# What you have to do
Copy out every line in the entries below that includes "Size".

# Extracted entries

-----

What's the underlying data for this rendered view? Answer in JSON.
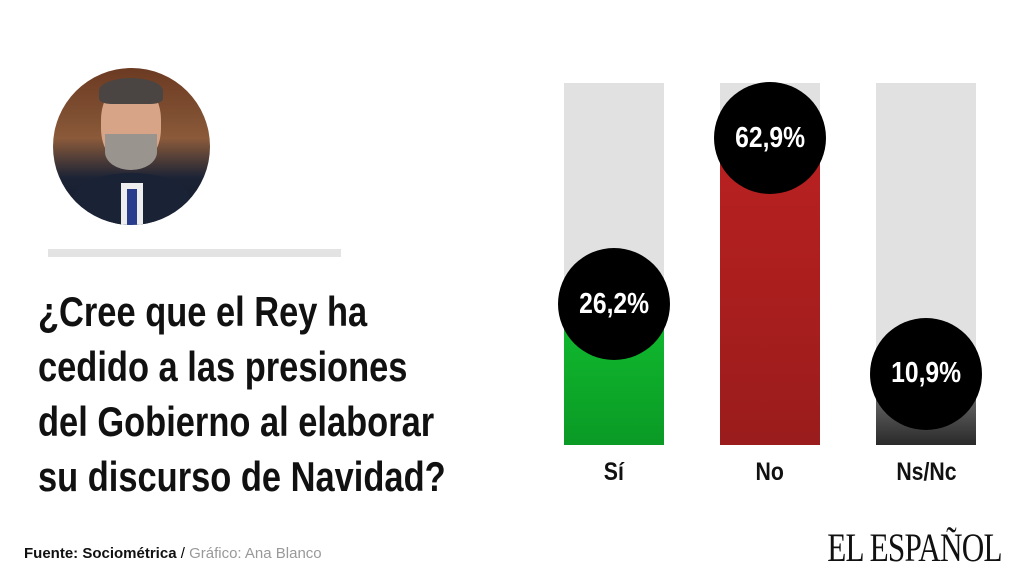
{
  "question": [
    "¿Cree que el Rey ha",
    "cedido a las presiones",
    "del Gobierno al elaborar",
    "su discurso de Navidad?"
  ],
  "chart_data": {
    "type": "bar",
    "title": "¿Cree que el Rey ha cedido a las presiones del Gobierno al elaborar su discurso de Navidad?",
    "categories": [
      "Sí",
      "No",
      "Ns/Nc"
    ],
    "values": [
      26.2,
      62.9,
      10.9
    ],
    "labels": [
      "26,2%",
      "62,9%",
      "10,9%"
    ],
    "colors": [
      "#10b82e",
      "#b82020",
      "#3a3a3a"
    ],
    "ylim": [
      0,
      80
    ],
    "unit": "%"
  },
  "footer": {
    "source_label": "Fuente: Sociométrica",
    "separator": " / ",
    "credit": "Gráfico: Ana Blanco",
    "logo": "EL ESPAÑOL"
  }
}
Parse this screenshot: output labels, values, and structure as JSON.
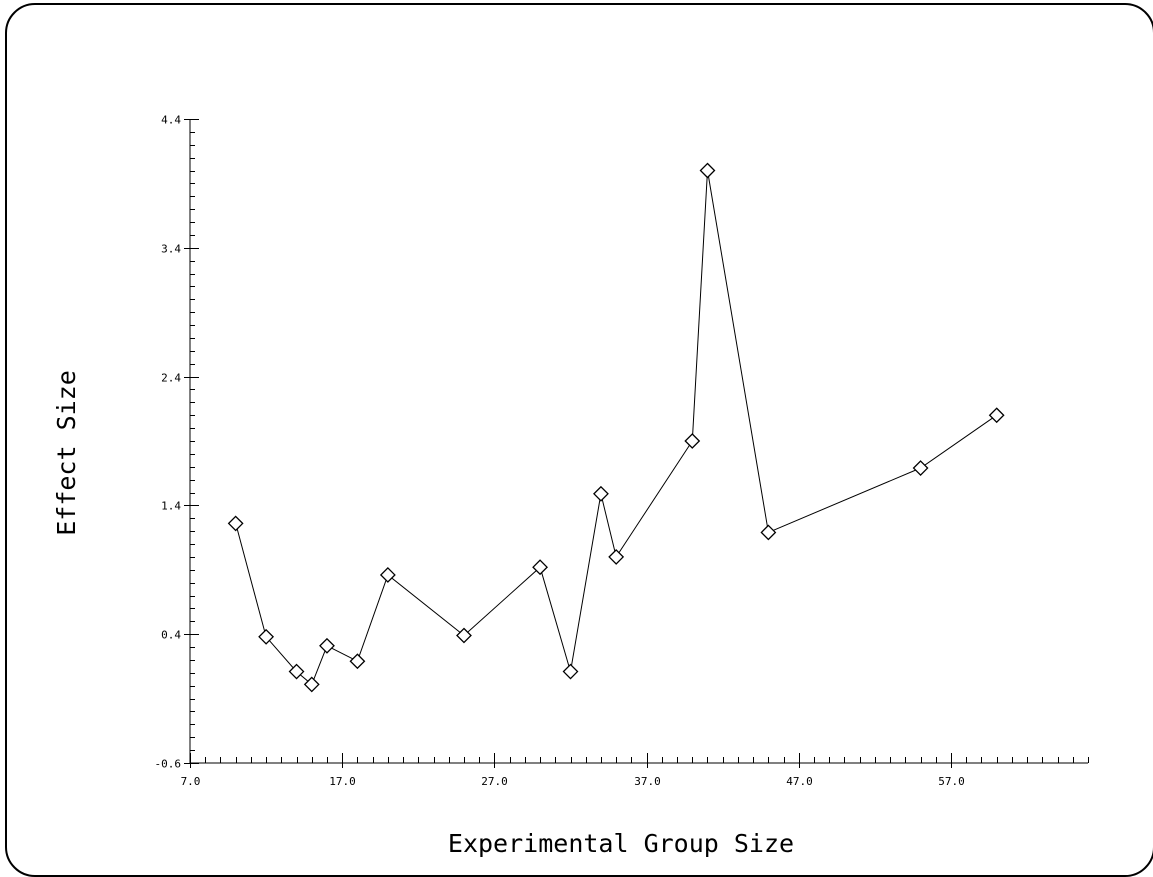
{
  "chart_data": {
    "type": "line",
    "title": "",
    "xlabel": "Experimental Group Size",
    "ylabel": "Effect Size",
    "xlim": [
      7.0,
      66.0
    ],
    "ylim": [
      -0.6,
      4.4
    ],
    "x_ticks": [
      "7.0",
      "17.0",
      "27.0",
      "37.0",
      "47.0",
      "57.0"
    ],
    "x_tick_values": [
      7,
      17,
      27,
      37,
      47,
      57
    ],
    "y_ticks": [
      "-0.6",
      "0.4",
      "1.4",
      "2.4",
      "3.4",
      "4.4"
    ],
    "y_tick_values": [
      -0.6,
      0.4,
      1.4,
      2.4,
      3.4,
      4.4
    ],
    "minor_x_step": 1,
    "minor_y_step": 0.1,
    "marker": "diamond",
    "series": [
      {
        "x": [
          10,
          12,
          14,
          15,
          16,
          18,
          20,
          25,
          30,
          32,
          34,
          35,
          40,
          41,
          45,
          55,
          60
        ],
        "y": [
          1.26,
          0.38,
          0.11,
          0.01,
          0.31,
          0.19,
          0.86,
          0.39,
          0.92,
          0.11,
          1.49,
          1.0,
          1.9,
          4.0,
          1.19,
          1.69,
          2.1
        ]
      }
    ],
    "grid": false,
    "legend": "none"
  }
}
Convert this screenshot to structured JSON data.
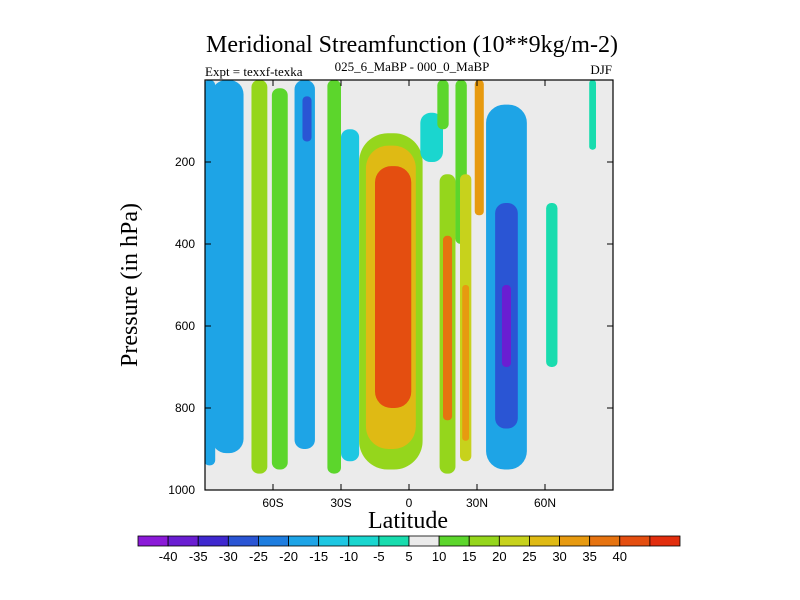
{
  "chart_data": {
    "type": "heatmap",
    "title": "Meridional Streamfunction (10**9kg/m-2)",
    "subtitle_left": "Expt = texxf-texka",
    "subtitle_center": "025_6_MaBP - 000_0_MaBP",
    "subtitle_right": "DJF",
    "xlabel": "Latitude",
    "ylabel": "Pressure (in hPa)",
    "xlim": [
      -90,
      90
    ],
    "ylim": [
      1000,
      0
    ],
    "x_ticks": [
      {
        "value": -60,
        "label": "60S"
      },
      {
        "value": -30,
        "label": "30S"
      },
      {
        "value": 0,
        "label": "0"
      },
      {
        "value": 30,
        "label": "30N"
      },
      {
        "value": 60,
        "label": "60N"
      }
    ],
    "y_ticks": [
      {
        "value": 200,
        "label": "200"
      },
      {
        "value": 400,
        "label": "400"
      },
      {
        "value": 600,
        "label": "600"
      },
      {
        "value": 800,
        "label": "800"
      },
      {
        "value": 1000,
        "label": "1000"
      }
    ],
    "colorbar": {
      "boundaries": [
        -40,
        -35,
        -30,
        -25,
        -20,
        -15,
        -10,
        -5,
        5,
        10,
        15,
        20,
        25,
        30,
        35,
        40
      ],
      "labels": [
        "-40",
        "-35",
        "-30",
        "-25",
        "-20",
        "-15",
        "-10",
        "-5",
        "5",
        "10",
        "15",
        "20",
        "25",
        "30",
        "35",
        "40"
      ],
      "colors": [
        "#8b1ad8",
        "#6a1ed2",
        "#3f28cf",
        "#2a55d4",
        "#1e7ddf",
        "#1ea4e6",
        "#1ec7e2",
        "#1ad6cf",
        "#18dcae",
        "#ebebeb",
        "#5cd62c",
        "#95d61c",
        "#c7d21c",
        "#dfba14",
        "#e79a10",
        "#e67310",
        "#e44e10",
        "#e22e0e"
      ]
    },
    "background_color": "#ebebeb",
    "bands": [
      {
        "lat": -88,
        "width": 5,
        "value": -18,
        "top": 0,
        "bottom": 940
      },
      {
        "lat": -80,
        "width": 14,
        "value": -20,
        "top": 0,
        "bottom": 910
      },
      {
        "lat": -66,
        "width": 7,
        "value": 15,
        "top": 0,
        "bottom": 960
      },
      {
        "lat": -57,
        "width": 7,
        "value": 10,
        "top": 20,
        "bottom": 950
      },
      {
        "lat": -46,
        "width": 9,
        "value": -20,
        "top": 0,
        "bottom": 900
      },
      {
        "lat": -45,
        "width": 4,
        "value": -30,
        "top": 40,
        "bottom": 150
      },
      {
        "lat": -33,
        "width": 6,
        "value": 10,
        "top": 0,
        "bottom": 960
      },
      {
        "lat": -26,
        "width": 8,
        "value": -15,
        "top": 120,
        "bottom": 930
      },
      {
        "lat": -8,
        "width": 28,
        "value": 15,
        "top": 130,
        "bottom": 950
      },
      {
        "lat": -8,
        "width": 22,
        "value": 25,
        "top": 160,
        "bottom": 900
      },
      {
        "lat": -7,
        "width": 16,
        "value": 40,
        "top": 210,
        "bottom": 800
      },
      {
        "lat": 10,
        "width": 10,
        "value": -10,
        "top": 80,
        "bottom": 200
      },
      {
        "lat": 15,
        "width": 5,
        "value": 10,
        "top": 0,
        "bottom": 120
      },
      {
        "lat": 17,
        "width": 7,
        "value": 15,
        "top": 230,
        "bottom": 960
      },
      {
        "lat": 17,
        "width": 4,
        "value": 35,
        "top": 380,
        "bottom": 830
      },
      {
        "lat": 23,
        "width": 5,
        "value": 10,
        "top": 0,
        "bottom": 400
      },
      {
        "lat": 25,
        "width": 5,
        "value": 20,
        "top": 230,
        "bottom": 930
      },
      {
        "lat": 25,
        "width": 3,
        "value": 30,
        "top": 500,
        "bottom": 880
      },
      {
        "lat": 31,
        "width": 4,
        "value": 30,
        "top": 0,
        "bottom": 330
      },
      {
        "lat": 43,
        "width": 18,
        "value": -20,
        "top": 60,
        "bottom": 950
      },
      {
        "lat": 43,
        "width": 10,
        "value": -30,
        "top": 300,
        "bottom": 850
      },
      {
        "lat": 43,
        "width": 4,
        "value": -40,
        "top": 500,
        "bottom": 700
      },
      {
        "lat": 63,
        "width": 5,
        "value": -5,
        "top": 300,
        "bottom": 700
      },
      {
        "lat": 81,
        "width": 3,
        "value": -5,
        "top": 0,
        "bottom": 170
      }
    ]
  }
}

-----

# Solution
    "xlabel": "Experimental Group Size",
    "ylabel": "Effect Size",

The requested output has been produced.